> **Written task**
Word for word, restate every line of the listing that follows.

Extracted records:

════════

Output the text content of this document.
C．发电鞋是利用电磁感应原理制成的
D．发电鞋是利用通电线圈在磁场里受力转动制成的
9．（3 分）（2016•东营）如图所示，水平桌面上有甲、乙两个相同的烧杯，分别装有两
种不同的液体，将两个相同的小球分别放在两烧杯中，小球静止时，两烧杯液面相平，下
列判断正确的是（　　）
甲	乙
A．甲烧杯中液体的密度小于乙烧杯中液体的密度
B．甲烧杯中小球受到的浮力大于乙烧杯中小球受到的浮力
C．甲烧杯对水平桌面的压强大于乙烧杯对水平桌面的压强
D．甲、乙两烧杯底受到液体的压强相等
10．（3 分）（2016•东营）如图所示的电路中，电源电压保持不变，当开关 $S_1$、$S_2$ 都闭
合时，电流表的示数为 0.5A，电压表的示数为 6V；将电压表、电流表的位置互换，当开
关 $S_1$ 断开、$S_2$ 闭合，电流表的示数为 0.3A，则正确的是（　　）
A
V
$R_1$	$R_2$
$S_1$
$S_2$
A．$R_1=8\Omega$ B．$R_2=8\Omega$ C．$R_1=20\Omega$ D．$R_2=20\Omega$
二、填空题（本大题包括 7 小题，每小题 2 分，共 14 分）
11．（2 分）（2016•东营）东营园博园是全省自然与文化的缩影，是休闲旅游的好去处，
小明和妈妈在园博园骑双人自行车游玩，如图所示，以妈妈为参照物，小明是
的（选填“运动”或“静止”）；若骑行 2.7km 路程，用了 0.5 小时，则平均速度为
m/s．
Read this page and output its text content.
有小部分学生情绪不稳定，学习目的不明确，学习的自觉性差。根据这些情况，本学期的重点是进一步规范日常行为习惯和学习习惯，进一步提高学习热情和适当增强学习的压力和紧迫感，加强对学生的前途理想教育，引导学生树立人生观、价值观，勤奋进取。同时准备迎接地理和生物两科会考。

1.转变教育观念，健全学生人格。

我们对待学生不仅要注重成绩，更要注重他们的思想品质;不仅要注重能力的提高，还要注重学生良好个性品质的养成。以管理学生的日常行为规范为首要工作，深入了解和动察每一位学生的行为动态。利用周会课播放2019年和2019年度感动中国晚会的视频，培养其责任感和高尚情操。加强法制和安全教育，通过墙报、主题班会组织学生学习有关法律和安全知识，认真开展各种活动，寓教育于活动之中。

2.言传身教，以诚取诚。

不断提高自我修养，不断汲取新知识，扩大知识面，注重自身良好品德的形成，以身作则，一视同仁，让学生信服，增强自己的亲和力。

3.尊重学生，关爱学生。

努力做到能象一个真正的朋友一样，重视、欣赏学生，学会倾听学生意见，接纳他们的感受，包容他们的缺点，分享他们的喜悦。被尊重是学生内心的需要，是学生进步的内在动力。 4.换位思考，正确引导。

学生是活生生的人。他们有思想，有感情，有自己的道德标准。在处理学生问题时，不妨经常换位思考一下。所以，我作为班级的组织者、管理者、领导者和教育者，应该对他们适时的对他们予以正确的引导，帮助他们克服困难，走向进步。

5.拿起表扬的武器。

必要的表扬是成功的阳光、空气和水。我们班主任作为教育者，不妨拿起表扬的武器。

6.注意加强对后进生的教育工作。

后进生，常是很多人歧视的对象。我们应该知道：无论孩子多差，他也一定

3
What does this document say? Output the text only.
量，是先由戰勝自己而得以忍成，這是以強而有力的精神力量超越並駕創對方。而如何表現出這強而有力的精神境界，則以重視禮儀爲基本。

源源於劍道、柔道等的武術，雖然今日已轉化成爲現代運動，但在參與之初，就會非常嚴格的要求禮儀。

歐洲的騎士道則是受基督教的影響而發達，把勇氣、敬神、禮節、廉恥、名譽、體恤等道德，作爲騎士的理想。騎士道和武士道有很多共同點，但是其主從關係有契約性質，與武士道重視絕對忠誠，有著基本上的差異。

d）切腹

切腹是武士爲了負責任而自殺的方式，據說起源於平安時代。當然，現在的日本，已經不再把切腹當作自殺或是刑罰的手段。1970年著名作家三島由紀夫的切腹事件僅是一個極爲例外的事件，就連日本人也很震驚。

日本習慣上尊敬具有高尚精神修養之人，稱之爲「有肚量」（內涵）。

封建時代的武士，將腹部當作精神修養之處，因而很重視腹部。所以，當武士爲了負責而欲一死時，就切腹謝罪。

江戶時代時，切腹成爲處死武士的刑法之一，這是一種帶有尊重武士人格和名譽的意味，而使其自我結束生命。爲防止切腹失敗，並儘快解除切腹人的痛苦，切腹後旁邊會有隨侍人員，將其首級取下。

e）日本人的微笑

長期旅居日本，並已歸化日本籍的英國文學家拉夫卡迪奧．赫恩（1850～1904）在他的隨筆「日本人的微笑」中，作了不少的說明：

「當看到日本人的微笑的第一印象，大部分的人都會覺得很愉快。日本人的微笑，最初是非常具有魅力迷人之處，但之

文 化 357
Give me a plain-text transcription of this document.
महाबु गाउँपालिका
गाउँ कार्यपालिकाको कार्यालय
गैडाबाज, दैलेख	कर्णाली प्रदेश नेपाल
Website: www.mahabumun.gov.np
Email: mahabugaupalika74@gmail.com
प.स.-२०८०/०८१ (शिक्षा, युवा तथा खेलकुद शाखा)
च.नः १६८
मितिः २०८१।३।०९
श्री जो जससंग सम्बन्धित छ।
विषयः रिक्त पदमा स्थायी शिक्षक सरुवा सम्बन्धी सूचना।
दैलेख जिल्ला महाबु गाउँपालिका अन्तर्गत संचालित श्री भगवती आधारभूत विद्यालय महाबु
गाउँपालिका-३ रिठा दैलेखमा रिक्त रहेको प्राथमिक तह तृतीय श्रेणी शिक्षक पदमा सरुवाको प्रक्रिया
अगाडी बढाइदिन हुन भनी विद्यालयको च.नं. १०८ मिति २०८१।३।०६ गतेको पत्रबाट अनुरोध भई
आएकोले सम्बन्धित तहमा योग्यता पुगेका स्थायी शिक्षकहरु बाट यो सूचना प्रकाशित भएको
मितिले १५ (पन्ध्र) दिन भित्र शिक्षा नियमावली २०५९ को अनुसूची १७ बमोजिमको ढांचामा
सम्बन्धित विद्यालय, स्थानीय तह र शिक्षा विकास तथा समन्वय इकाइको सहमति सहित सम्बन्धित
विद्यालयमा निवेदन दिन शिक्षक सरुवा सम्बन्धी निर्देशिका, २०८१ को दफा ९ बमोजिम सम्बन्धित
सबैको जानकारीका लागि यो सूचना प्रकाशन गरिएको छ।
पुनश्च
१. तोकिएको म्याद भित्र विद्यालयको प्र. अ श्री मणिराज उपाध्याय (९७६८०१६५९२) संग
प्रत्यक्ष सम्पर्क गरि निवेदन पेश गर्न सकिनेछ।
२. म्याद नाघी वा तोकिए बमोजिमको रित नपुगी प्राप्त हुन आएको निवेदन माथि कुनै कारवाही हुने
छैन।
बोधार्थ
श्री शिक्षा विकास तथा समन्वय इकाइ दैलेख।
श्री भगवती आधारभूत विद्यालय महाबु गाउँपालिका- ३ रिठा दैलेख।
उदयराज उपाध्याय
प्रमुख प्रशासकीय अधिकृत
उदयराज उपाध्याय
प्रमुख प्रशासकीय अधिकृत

════════

> **Response to the task**
Output the text content of this document.
C．发电鞋是利用电磁感应原理制成的
D．发电鞋是利用通电线圈在磁场里受力转动制成的
9．（3 分）（2016•东营）如图所示，水平桌面上有甲、乙两个相同的烧杯，分别装有两
种不同的液体，将两个相同的小球分别放在两烧杯中，小球静止时，两烧杯液面相平，下
列判断正确的是（　　）
甲	乙
A．甲烧杯中液体的密度小于乙烧杯中液体的密度
B．甲烧杯中小球受到的浮力大于乙烧杯中小球受到的浮力
C．甲烧杯对水平桌面的压强大于乙烧杯对水平桌面的压强
D．甲、乙两烧杯底受到液体的压强相等
10．（3 分）（2016•东营）如图所示的电路中，电源电压保持不变，当开关 $S_1$、$S_2$ 都闭
合时，电流表的示数为 0.5A，电压表的示数为 6V；将电压表、电流表的位置互换，当开
关 $S_1$ 断开、$S_2$ 闭合，电流表的示数为 0.3A，则正确的是（　　）
A
V
$R_1$	$R_2$
$S_1$
$S_2$
A．$R_1=8\Omega$ B．$R_2=8\Omega$ C．$R_1=20\Omega$ D．$R_2=20\Omega$
二、填空题（本大题包括 7 小题，每小题 2 分，共 14 分）
11．（2 分）（2016•东营）东营园博园是全省自然与文化的缩影，是休闲旅游的好去处，
小明和妈妈在园博园骑双人自行车游玩，如图所示，以妈妈为参照物，小明是
的（选填“运动”或“静止”）；若骑行 2.7km 路程，用了 0.5 小时，则平均速度为
m/s．
Read this page and output its text content.
有小部分学生情绪不稳定，学习目的不明确，学习的自觉性差。根据这些情况，本学期的重点是进一步规范日常行为习惯和学习习惯，进一步提高学习热情和适当增强学习的压力和紧迫感，加强对学生的前途理想教育，引导学生树立人生观、价值观，勤奋进取。同时准备迎接地理和生物两科会考。

1.转变教育观念，健全学生人格。

我们对待学生不仅要注重成绩，更要注重他们的思想品质;不仅要注重能力的提高，还要注重学生良好个性品质的养成。以管理学生的日常行为规范为首要工作，深入了解和动察每一位学生的行为动态。利用周会课播放2019年和2019年度感动中国晚会的视频，培养其责任感和高尚情操。加强法制和安全教育，通过墙报、主题班会组织学生学习有关法律和安全知识，认真开展各种活动，寓教育于活动之中。

2.言传身教，以诚取诚。

不断提高自我修养，不断汲取新知识，扩大知识面，注重自身良好品德的形成，以身作则，一视同仁，让学生信服，增强自己的亲和力。

3.尊重学生，关爱学生。

努力做到能象一个真正的朋友一样，重视、欣赏学生，学会倾听学生意见，接纳他们的感受，包容他们的缺点，分享他们的喜悦。被尊重是学生内心的需要，是学生进步的内在动力。 4.换位思考，正确引导。

学生是活生生的人。他们有思想，有感情，有自己的道德标准。在处理学生问题时，不妨经常换位思考一下。所以，我作为班级的组织者、管理者、领导者和教育者，应该对他们适时的对他们予以正确的引导，帮助他们克服困难，走向进步。

5.拿起表扬的武器。

必要的表扬是成功的阳光、空气和水。我们班主任作为教育者，不妨拿起表扬的武器。

6.注意加强对后进生的教育工作。

后进生，常是很多人歧视的对象。我们应该知道：无论孩子多差，他也一定

3
What does this document say? Output the text only.
量，是先由戰勝自己而得以忍成，這是以強而有力的精神力量超越並駕創對方。而如何表現出這強而有力的精神境界，則以重視禮儀爲基本。

源源於劍道、柔道等的武術，雖然今日已轉化成爲現代運動，但在參與之初，就會非常嚴格的要求禮儀。

歐洲的騎士道則是受基督教的影響而發達，把勇氣、敬神、禮節、廉恥、名譽、體恤等道德，作爲騎士的理想。騎士道和武士道有很多共同點，但是其主從關係有契約性質，與武士道重視絕對忠誠，有著基本上的差異。

d）切腹

切腹是武士爲了負責任而自殺的方式，據說起源於平安時代。當然，現在的日本，已經不再把切腹當作自殺或是刑罰的手段。1970年著名作家三島由紀夫的切腹事件僅是一個極爲例外的事件，就連日本人也很震驚。

日本習慣上尊敬具有高尚精神修養之人，稱之爲「有肚量」（內涵）。

封建時代的武士，將腹部當作精神修養之處，因而很重視腹部。所以，當武士爲了負責而欲一死時，就切腹謝罪。

江戶時代時，切腹成爲處死武士的刑法之一，這是一種帶有尊重武士人格和名譽的意味，而使其自我結束生命。爲防止切腹失敗，並儘快解除切腹人的痛苦，切腹後旁邊會有隨侍人員，將其首級取下。

e）日本人的微笑

長期旅居日本，並已歸化日本籍的英國文學家拉夫卡迪奧．赫恩（1850～1904）在他的隨筆「日本人的微笑」中，作了不少的說明：

「當看到日本人的微笑的第一印象，大部分的人都會覺得很愉快。日本人的微笑，最初是非常具有魅力迷人之處，但之

文 化 357
Give me a plain-text transcription of this document.
महाबु गाउँपालिका
गाउँ कार्यपालिकाको कार्यालय
गैडाबाज, दैलेख	कर्णाली प्रदेश नेपाल
Website: www.mahabumun.gov.np
Email: mahabugaupalika74@gmail.com
प.स.-२०८०/०८१ (शिक्षा, युवा तथा खेलकुद शाखा)
च.नः १६८
मितिः २०८१।३।०९
श्री जो जससंग सम्बन्धित छ।
विषयः रिक्त पदमा स्थायी शिक्षक सरुवा सम्बन्धी सूचना।
दैलेख जिल्ला महाबु गाउँपालिका अन्तर्गत संचालित श्री भगवती आधारभूत विद्यालय महाबु
गाउँपालिका-३ रिठा दैलेखमा रिक्त रहेको प्राथमिक तह तृतीय श्रेणी शिक्षक पदमा सरुवाको प्रक्रिया
अगाडी बढाइदिन हुन भनी विद्यालयको च.नं. १०८ मिति २०८१।३।०६ गतेको पत्रबाट अनुरोध भई
आएकोले सम्बन्धित तहमा योग्यता पुगेका स्थायी शिक्षकहरु बाट यो सूचना प्रकाशित भएको
मितिले १५ (पन्ध्र) दिन भित्र शिक्षा नियमावली २०५९ को अनुसूची १७ बमोजिमको ढांचामा
सम्बन्धित विद्यालय, स्थानीय तह र शिक्षा विकास तथा समन्वय इकाइको सहमति सहित सम्बन्धित
विद्यालयमा निवेदन दिन शिक्षक सरुवा सम्बन्धी निर्देशिका, २०८१ को दफा ९ बमोजिम सम्बन्धित
सबैको जानकारीका लागि यो सूचना प्रकाशन गरिएको छ।
पुनश्च
१. तोकिएको म्याद भित्र विद्यालयको प्र. अ श्री मणिराज उपाध्याय (९७६८०१६५९२) संग
प्रत्यक्ष सम्पर्क गरि निवेदन पेश गर्न सकिनेछ।
२. म्याद नाघी वा तोकिए बमोजिमको रित नपुगी प्राप्त हुन आएको निवेदन माथि कुनै कारवाही हुने
छैन।
बोधार्थ
श्री शिक्षा विकास तथा समन्वय इकाइ दैलेख।
श्री भगवती आधारभूत विद्यालय महाबु गाउँपालिका- ३ रिठा दैलेख।
उदयराज उपाध्याय
प्रमुख प्रशासकीय अधिकृत
उदयराज उपाध्याय
प्रमुख प्रशासकीय अधिकृत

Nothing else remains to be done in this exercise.